---------- RECORD EXCERPTS ----------
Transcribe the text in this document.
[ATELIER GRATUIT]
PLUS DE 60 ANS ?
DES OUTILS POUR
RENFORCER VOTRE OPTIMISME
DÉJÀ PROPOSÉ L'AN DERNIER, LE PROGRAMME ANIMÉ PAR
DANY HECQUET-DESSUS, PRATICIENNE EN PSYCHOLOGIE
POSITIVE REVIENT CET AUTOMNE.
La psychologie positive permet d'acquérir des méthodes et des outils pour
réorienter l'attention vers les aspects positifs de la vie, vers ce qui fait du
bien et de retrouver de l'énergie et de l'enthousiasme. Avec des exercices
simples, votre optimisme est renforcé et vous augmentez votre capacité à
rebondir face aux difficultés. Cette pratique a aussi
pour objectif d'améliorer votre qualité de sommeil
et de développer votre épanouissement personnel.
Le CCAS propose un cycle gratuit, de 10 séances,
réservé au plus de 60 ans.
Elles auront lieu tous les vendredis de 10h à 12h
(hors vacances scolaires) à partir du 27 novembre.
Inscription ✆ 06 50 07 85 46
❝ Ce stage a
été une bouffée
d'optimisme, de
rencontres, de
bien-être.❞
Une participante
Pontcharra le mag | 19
----------
TASK PROMPT: Say how many lines contain the string "bien", giving nothing but the count.

WRITTEN ANSWER: 2